►

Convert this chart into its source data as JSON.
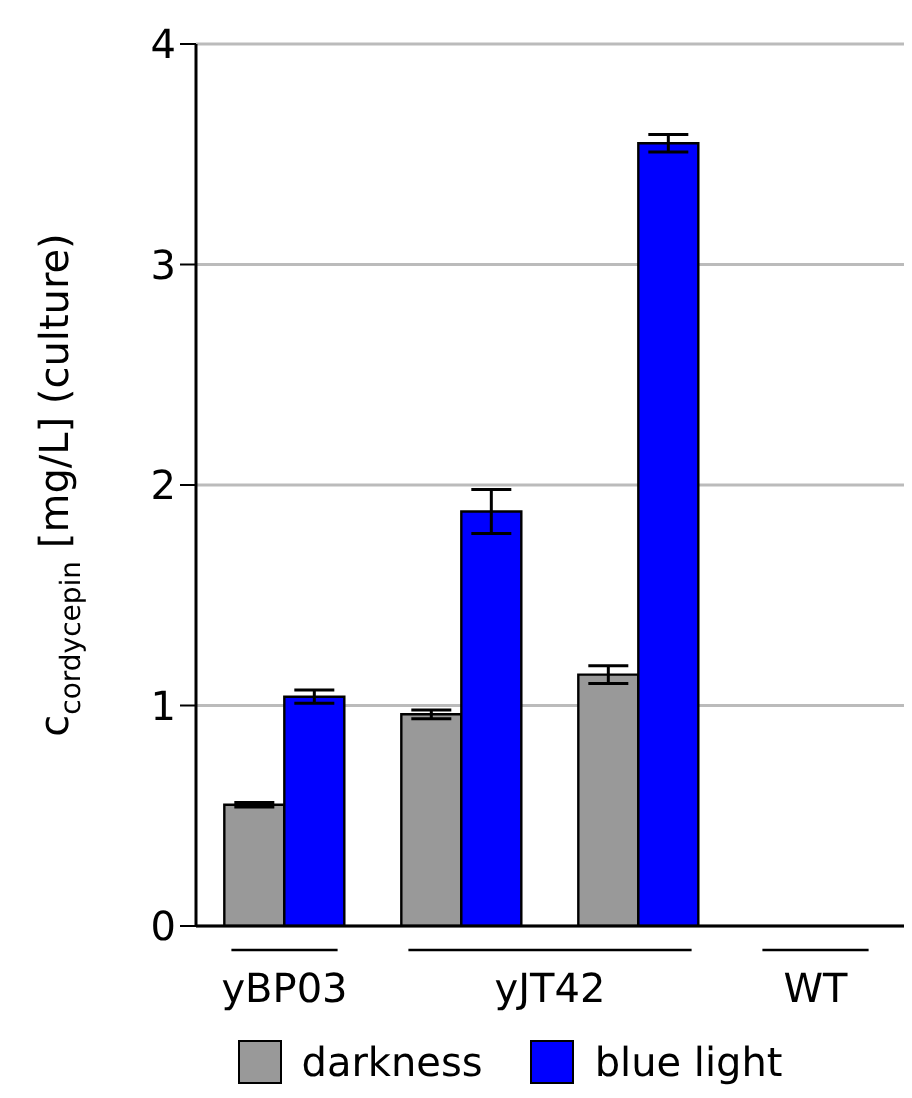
{
  "chart_data": {
    "type": "bar",
    "ylabel": "c$_{cordycepin}$ [mg/L] (culture)",
    "categories": [
      "yBP03",
      null,
      null,
      "WT"
    ],
    "annotations": [
      "yJT42"
    ],
    "series": [
      {
        "name": "darkness",
        "color": "#999999",
        "values": [
          0.55,
          0.96,
          1.14,
          0
        ],
        "errors": [
          0.01,
          0.02,
          0.04,
          null
        ]
      },
      {
        "name": "blue light",
        "color": "#0000ff",
        "values": [
          1.04,
          1.88,
          3.55,
          0
        ],
        "errors": [
          0.03,
          0.1,
          0.04,
          null
        ]
      }
    ],
    "ylim": [
      0,
      4
    ],
    "yticks": [
      0,
      1,
      2,
      3,
      4
    ],
    "grid": "y",
    "legend": "bottom"
  }
}
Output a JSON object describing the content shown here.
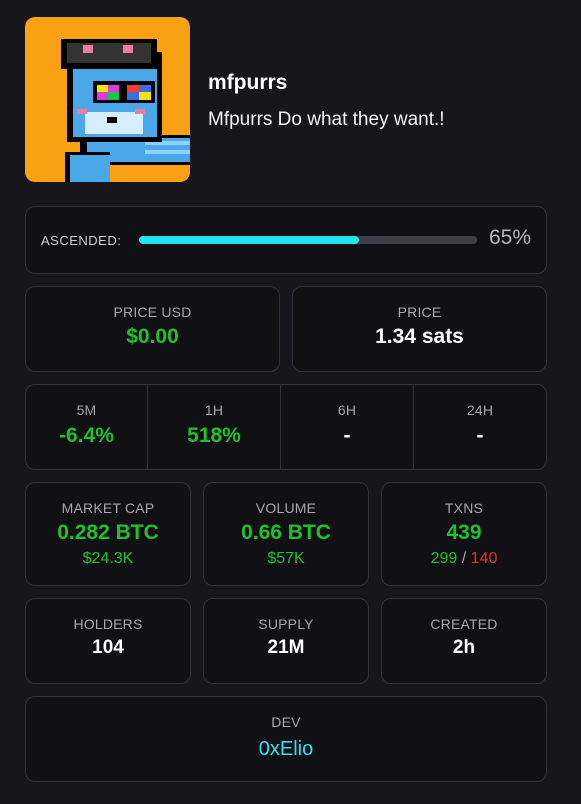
{
  "token": {
    "name": "mfpurrs",
    "description": "Mfpurrs Do what they want.!"
  },
  "ascended": {
    "label": "ASCENDED:",
    "progress": 0.65,
    "percent_text": "65%"
  },
  "price_usd": {
    "label": "PRICE USD",
    "value": "$0.00"
  },
  "price": {
    "label": "PRICE",
    "value": "1.34 sats"
  },
  "changes": [
    {
      "label": "5M",
      "value": "-6.4%"
    },
    {
      "label": "1H",
      "value": "518%"
    },
    {
      "label": "6H",
      "value": "-"
    },
    {
      "label": "24H",
      "value": "-"
    }
  ],
  "market_cap": {
    "label": "MARKET CAP",
    "value": "0.282 BTC",
    "sub": "$24.3K"
  },
  "volume": {
    "label": "VOLUME",
    "value": "0.66 BTC",
    "sub": "$57K"
  },
  "txns": {
    "label": "TXNS",
    "value": "439",
    "buys": "299",
    "separator": "/",
    "sells": "140"
  },
  "holders": {
    "label": "HOLDERS",
    "value": "104"
  },
  "supply": {
    "label": "SUPPLY",
    "value": "21M"
  },
  "created": {
    "label": "CREATED",
    "value": "2h"
  },
  "dev": {
    "label": "DEV",
    "value": "0xElio"
  },
  "colors": {
    "positive": "#1fc12c",
    "negative": "#e0312f",
    "accent": "#21e6ef",
    "avatar_bg": "#f9a112"
  }
}
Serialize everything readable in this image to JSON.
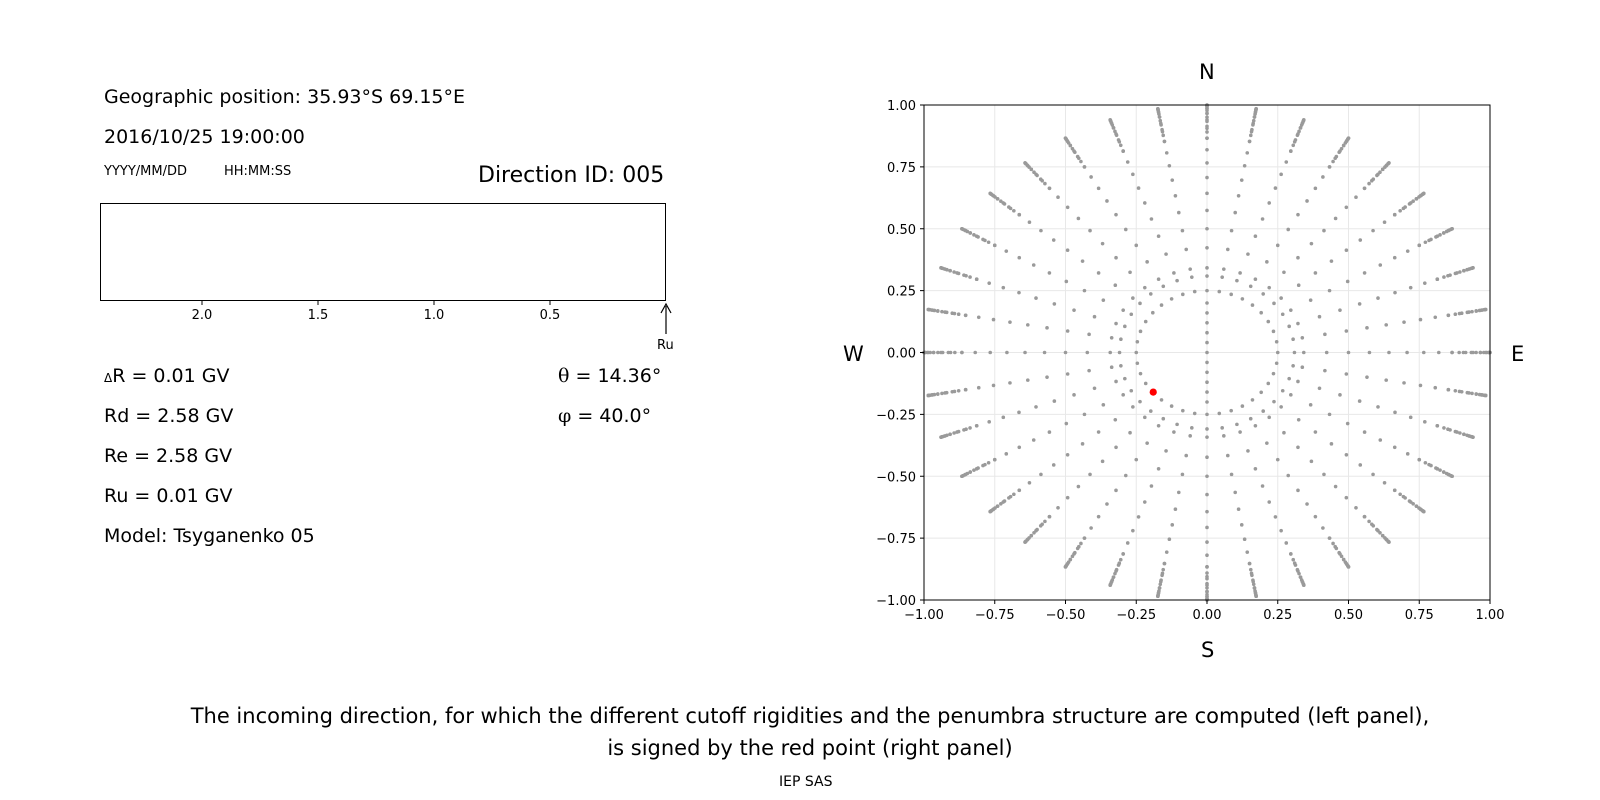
{
  "left_panel": {
    "geo_position": "Geographic position: 35.93°S 69.15°E",
    "datetime": "2016/10/25 19:00:00",
    "date_format": "YYYY/MM/DD",
    "time_format": "HH:MM:SS",
    "direction_id": "Direction ID: 005",
    "penumbra_axis": {
      "ticks": [
        "2.0",
        "1.5",
        "1.0",
        "0.5"
      ],
      "tick_values": [
        2.0,
        1.5,
        1.0,
        0.5
      ],
      "marker_label": "Ru"
    },
    "values": {
      "delta_r_symbol": "Δ",
      "delta_r_text": "R = 0.01 GV",
      "rd": "Rd = 2.58 GV",
      "re": "Re = 2.58 GV",
      "ru": "Ru = 0.01 GV",
      "model": "Model: Tsyganenko 05",
      "theta_symbol": "θ",
      "theta_text": " = 14.36°",
      "phi_symbol": "φ",
      "phi_text": " = 40.0°"
    }
  },
  "chart_data": {
    "type": "scatter",
    "compass": {
      "north": "N",
      "south": "S",
      "west": "W",
      "east": "E"
    },
    "xlim": [
      -1.0,
      1.0
    ],
    "ylim": [
      -1.0,
      1.0
    ],
    "grid": true,
    "xticks": [
      "−1.00",
      "−0.75",
      "−0.50",
      "−0.25",
      "0.00",
      "0.25",
      "0.50",
      "0.75",
      "1.00"
    ],
    "yticks": [
      "1.00",
      "0.75",
      "0.50",
      "0.25",
      "0.00",
      "−0.25",
      "−0.50",
      "−0.75",
      "−1.00"
    ],
    "tick_values": [
      -1.0,
      -0.75,
      -0.5,
      -0.25,
      0.0,
      0.25,
      0.5,
      0.75,
      1.0
    ],
    "grid_pattern": {
      "center": [
        0.0,
        0.0
      ],
      "azimuth_step_deg": 10,
      "radii": [
        0.042,
        0.087,
        0.139,
        0.2,
        0.25,
        0.309,
        0.342,
        0.423,
        0.5,
        0.574,
        0.643,
        0.707,
        0.766,
        0.819,
        0.866,
        0.906,
        0.94,
        0.966,
        0.985,
        0.996,
        1.0
      ],
      "dense_radii": [
        0.866,
        0.891,
        0.914,
        0.934,
        0.951,
        0.966,
        0.978,
        0.988,
        0.995,
        1.0
      ],
      "inner_ring_radius": 0.25,
      "inner_ring_azimuth_step_deg": 10
    },
    "selected_point": {
      "x": -0.19,
      "y": -0.16
    },
    "point_color": "#9a9a9a",
    "highlight_color": "#ff0000"
  },
  "caption": {
    "line1": "The incoming direction, for which the different cutoff rigidities and the penumbra structure are computed (left panel),",
    "line2": "is signed by the red point (right panel)",
    "credit": "IEP SAS"
  }
}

◄

#### GOAL:
Go over the records above and tally the lines with the word "JSON" in them. Give the number alone.

#### WRITTEN ANSWER:
3